═════ Task input

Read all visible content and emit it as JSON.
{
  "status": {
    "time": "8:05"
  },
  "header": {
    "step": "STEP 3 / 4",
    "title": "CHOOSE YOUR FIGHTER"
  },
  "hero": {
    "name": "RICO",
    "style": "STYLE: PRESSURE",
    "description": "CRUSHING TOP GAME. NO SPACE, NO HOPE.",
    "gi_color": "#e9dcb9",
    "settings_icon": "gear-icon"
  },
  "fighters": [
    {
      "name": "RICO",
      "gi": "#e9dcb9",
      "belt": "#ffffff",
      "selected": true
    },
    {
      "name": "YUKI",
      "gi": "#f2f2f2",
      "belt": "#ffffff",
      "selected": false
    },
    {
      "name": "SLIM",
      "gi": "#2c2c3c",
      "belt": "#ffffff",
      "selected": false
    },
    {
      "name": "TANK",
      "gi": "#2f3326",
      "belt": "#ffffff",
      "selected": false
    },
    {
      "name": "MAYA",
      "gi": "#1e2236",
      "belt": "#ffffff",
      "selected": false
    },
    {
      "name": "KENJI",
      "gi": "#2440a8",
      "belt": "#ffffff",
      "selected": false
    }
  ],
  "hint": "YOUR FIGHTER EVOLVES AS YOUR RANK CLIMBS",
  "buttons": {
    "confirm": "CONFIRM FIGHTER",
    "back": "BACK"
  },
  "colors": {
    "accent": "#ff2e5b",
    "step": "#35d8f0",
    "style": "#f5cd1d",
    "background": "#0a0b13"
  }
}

══════════

▸ Exercise requirements:
Count how many lines hold the string "name" and give that number alone.

▸ Task result:
7